### BRIEF
Gather all lines from the material that contain the word "установлении".

## start DATA SUPPLIED

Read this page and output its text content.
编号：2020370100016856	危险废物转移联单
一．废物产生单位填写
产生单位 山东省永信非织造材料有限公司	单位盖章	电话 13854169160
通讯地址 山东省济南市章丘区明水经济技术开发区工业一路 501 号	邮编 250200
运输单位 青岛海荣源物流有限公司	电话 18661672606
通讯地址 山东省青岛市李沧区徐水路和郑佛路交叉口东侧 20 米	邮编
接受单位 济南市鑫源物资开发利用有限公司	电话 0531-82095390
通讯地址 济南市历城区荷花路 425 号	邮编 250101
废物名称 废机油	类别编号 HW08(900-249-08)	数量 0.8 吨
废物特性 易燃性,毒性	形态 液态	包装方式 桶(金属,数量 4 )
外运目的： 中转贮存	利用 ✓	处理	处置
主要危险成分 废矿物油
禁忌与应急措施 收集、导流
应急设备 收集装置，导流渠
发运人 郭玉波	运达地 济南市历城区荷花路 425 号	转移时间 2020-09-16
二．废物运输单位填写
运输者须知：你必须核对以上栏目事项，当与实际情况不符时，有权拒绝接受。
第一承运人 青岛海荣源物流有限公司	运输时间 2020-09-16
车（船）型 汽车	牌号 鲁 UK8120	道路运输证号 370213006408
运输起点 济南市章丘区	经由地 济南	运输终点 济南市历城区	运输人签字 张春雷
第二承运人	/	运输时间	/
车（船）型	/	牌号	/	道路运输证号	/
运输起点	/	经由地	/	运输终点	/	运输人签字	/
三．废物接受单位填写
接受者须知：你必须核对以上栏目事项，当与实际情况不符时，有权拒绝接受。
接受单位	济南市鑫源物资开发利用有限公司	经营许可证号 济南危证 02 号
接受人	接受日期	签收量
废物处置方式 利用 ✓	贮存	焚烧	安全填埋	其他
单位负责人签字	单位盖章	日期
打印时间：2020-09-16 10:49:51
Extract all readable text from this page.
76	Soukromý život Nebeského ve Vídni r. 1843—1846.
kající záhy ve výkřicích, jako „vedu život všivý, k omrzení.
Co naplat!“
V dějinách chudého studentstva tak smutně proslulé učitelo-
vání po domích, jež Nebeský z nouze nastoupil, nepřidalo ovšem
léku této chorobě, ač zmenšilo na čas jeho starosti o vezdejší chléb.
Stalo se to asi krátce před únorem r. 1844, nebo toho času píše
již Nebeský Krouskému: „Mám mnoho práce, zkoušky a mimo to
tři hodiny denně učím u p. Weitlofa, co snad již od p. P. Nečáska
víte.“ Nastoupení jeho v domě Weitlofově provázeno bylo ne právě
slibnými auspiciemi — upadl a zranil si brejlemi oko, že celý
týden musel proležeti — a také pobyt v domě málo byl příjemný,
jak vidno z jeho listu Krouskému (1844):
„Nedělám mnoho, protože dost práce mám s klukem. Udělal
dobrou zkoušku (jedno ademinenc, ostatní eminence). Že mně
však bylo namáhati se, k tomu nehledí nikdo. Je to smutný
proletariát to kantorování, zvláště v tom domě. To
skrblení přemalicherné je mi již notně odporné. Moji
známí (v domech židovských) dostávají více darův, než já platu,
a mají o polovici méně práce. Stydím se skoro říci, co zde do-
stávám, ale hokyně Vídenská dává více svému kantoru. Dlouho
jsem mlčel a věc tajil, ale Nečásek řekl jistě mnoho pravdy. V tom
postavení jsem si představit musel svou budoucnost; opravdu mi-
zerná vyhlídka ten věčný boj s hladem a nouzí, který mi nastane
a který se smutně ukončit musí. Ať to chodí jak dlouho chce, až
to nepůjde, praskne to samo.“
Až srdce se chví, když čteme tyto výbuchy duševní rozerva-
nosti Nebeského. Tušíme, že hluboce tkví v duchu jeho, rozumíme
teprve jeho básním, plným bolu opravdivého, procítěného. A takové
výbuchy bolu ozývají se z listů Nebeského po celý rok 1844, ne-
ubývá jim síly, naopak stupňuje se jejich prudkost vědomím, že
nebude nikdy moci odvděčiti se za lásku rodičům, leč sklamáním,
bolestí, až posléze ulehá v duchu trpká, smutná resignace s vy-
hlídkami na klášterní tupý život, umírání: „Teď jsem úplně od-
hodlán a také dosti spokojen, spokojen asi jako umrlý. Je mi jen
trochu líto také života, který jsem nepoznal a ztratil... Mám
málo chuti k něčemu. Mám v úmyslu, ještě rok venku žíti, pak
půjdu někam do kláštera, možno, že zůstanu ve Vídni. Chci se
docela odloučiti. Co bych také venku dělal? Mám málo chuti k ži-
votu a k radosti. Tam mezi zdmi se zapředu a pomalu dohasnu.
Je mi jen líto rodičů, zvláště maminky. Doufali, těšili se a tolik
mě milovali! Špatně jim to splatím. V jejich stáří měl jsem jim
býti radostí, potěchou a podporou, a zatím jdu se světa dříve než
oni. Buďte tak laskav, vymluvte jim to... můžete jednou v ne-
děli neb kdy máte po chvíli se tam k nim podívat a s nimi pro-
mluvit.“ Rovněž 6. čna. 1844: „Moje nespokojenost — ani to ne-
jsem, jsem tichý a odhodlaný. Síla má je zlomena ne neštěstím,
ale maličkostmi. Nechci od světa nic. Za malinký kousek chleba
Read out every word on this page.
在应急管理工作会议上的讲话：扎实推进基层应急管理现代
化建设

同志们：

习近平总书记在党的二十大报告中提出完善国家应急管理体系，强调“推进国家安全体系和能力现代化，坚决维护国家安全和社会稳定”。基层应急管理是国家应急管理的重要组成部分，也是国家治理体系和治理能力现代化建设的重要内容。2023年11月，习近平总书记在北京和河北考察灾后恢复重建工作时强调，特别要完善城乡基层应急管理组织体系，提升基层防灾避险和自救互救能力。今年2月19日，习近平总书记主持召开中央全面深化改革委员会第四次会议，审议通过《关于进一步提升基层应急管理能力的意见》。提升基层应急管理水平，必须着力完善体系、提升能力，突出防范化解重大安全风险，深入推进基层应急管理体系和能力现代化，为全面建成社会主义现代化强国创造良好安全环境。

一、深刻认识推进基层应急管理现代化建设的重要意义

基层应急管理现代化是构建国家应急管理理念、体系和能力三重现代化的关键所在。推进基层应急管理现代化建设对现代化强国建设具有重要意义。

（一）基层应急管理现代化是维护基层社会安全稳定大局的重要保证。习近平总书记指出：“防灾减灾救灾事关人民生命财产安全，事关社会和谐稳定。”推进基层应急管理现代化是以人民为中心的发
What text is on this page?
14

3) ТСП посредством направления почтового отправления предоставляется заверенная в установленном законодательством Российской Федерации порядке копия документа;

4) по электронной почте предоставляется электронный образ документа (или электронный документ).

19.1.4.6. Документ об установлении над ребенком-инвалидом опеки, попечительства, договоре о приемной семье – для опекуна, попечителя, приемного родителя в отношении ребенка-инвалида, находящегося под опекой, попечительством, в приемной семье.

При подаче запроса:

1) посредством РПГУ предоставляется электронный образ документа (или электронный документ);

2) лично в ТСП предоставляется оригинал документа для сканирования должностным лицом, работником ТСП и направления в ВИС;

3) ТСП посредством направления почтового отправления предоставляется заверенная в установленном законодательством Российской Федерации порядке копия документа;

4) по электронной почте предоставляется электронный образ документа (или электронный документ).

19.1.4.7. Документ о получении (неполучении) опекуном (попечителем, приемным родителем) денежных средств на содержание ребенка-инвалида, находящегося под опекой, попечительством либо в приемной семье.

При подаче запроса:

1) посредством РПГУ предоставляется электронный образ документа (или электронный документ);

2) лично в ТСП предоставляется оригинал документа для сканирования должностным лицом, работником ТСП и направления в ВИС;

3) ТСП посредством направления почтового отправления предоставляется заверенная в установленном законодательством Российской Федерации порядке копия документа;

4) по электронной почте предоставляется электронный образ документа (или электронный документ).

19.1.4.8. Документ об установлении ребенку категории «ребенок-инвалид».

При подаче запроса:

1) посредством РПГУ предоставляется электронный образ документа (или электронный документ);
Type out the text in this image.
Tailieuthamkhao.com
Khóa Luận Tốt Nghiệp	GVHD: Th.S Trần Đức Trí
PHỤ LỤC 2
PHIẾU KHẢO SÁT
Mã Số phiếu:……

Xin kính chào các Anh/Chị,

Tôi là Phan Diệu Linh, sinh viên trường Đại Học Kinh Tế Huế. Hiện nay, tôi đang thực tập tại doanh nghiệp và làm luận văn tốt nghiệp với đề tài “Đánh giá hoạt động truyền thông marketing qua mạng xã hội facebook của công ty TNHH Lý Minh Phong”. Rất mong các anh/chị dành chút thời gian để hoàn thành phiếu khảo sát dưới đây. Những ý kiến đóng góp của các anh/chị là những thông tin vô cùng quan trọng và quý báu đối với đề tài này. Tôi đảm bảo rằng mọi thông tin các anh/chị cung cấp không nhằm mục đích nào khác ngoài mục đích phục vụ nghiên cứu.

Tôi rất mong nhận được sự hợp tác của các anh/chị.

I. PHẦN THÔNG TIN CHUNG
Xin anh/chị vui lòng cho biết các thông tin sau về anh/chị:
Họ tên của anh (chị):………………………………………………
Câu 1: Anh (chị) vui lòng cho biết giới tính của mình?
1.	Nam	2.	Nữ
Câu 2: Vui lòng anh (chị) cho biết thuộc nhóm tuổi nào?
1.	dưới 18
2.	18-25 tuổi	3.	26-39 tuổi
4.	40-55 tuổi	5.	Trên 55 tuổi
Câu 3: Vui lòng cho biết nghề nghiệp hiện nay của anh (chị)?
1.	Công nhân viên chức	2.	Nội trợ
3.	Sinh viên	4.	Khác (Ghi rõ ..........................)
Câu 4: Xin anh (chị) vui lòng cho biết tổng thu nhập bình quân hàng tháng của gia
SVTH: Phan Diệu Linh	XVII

## end DATA SUPPLIED

### ANSWER TO THE TASK
19.1.4.6. Документ об установлении над ребенком-инвалидом опеки, попечительства, договоре о приемной семье – для опекуна, попечителя, приемного родителя в отношении ребенка-инвалида, находящегося под опекой, попечительством, в приемной семье.
19.1.4.8. Документ об установлении ребенку категории «ребенок-инвалид».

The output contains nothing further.